TASK: Count how many lines contain the word "icon". Respond with the number alone.

--------------------

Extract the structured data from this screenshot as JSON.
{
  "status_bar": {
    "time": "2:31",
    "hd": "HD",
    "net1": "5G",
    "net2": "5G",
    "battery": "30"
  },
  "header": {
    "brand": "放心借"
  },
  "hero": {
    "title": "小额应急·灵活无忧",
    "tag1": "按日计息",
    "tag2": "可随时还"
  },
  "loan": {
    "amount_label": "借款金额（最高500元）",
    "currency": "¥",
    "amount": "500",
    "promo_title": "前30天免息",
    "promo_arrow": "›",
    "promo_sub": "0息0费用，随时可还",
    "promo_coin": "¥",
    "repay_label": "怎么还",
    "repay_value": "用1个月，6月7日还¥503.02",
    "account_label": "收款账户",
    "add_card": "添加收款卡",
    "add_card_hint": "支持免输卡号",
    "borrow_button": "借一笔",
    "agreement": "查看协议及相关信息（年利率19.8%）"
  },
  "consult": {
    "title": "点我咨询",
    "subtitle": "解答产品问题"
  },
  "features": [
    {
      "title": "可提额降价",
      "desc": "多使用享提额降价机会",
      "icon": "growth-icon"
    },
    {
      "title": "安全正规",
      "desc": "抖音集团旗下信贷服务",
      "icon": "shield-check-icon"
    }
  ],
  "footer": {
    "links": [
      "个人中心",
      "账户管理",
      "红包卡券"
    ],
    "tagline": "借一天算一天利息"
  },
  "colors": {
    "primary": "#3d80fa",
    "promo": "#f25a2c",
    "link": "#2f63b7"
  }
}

--------------------

RESULT OF THIS TASK: 2